▶ [Bereitgestellter Auszug]:
──────────────────────────────
Tatsächlich sind die Zeichen der Entwicklung hin zu einer neuen, von Monopolisten beherrschten Feudalgesellschaft unübersehbar geworden. «Apple und Google sorgen zusammen für 99 Prozent der Software in allen Smartphones», können wir in der «New York Times» lesen. «Facebook und Google sacken inzwischen 59 Cents jedes Werbedollars in den Vereinigten Staaten ein.»
Ebenso ist es Wunschdenken, dass die IT-Unternehmen ihre Monopolgewinne zur Förderung der Innovation verwenden. Der grösste Teil fliesst über den Umweg des Aktienrückkaufs in die Tasche der Aktionäre. Die Zeiten, in denen die Fortschritte der Produktivität mit den Mitarbeitern geteilt wurden, sind vorbei. Die Löhne des breiten Mittelstandes stagnieren seit Jahren und halten selbst im aktuellen Boom nicht Schritt mit der Inflation.
──────────────────────────────
▶ [Gesammelte Daten]:
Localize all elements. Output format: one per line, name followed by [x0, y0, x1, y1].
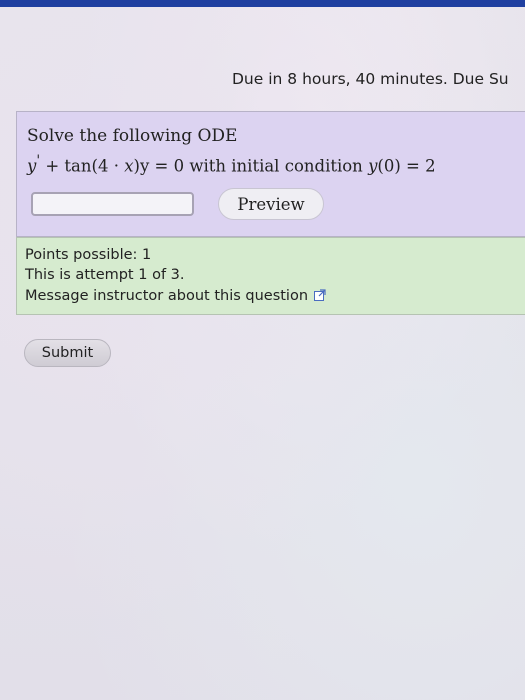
──────────────────────────────
▶ [Zu erledigende Aufgaben]:
1. Prüfe anhand des Auszugs über die IT-Monopole, ob die folgenden Aussagen zutreffen, und belege jede Antwort mit dem entscheidenden Wortlaut: (a) Apple und Google liefern zusammen 99 Prozent der Software in allen Smartphones. (b) Der größte Teil der Monopolgewinne wird zur Förderung der Innovation eingesetzt. (c) Die Löhne des breiten Mittelstandes halten im aktuellen Boom mit der Inflation Schritt.
2. Beantworte anhand des Auszugs über die IT-Monopole folgende Fragen:
(a) Welche Zeitung wird zitiert?
(b) Wie viel von jedem Werbedollar in den Vereinigten Staaten sacken Facebook und Google ein?
(c) Auf welchem Umweg gelangt der größte Teil der Monopolgewinne zu den Aktionären?
3. Knüpfe an das Ende des Auszugs über die IT-Monopole an und schreibe ihn weiter.

▶ [Liste der Antworten]:
1.
(a) Ja: «Apple und Google sorgen zusammen für 99 Prozent der Software in allen Smartphones»
(b) Nein: «Der grösste Teil fliesst über den Umweg des Aktienrückkaufs in die Tasche der Aktionäre.»
(c) Nein: «halten selbst im aktuellen Boom nicht Schritt mit der Inflation»

2.
(a) Die «New York Times».
(b) 59 Cents.
(c) Über den Umweg des Aktienrückkaufs.

3.
Die Monopolisierung ist kein Privileg der IT-Unternehmen. Banken, Airlines oder Telekom-Unternehmen – alle schliessen sich zu immer mächtigeren Konzernen zusammen. Das trifft selbst in unscheinbaren Bereichen zu. Als es 2011 zu schweren Überschwemmungen in Thailand kam, geriet die Autoindustrie in Nöte, weil die Produktionsstätten des weltweit bedeutendsten Herstellers von Scheibenwischern während Wochen überflutet waren und es zu einem überraschenden Mangel dieses scheinbar banalen Teils kam.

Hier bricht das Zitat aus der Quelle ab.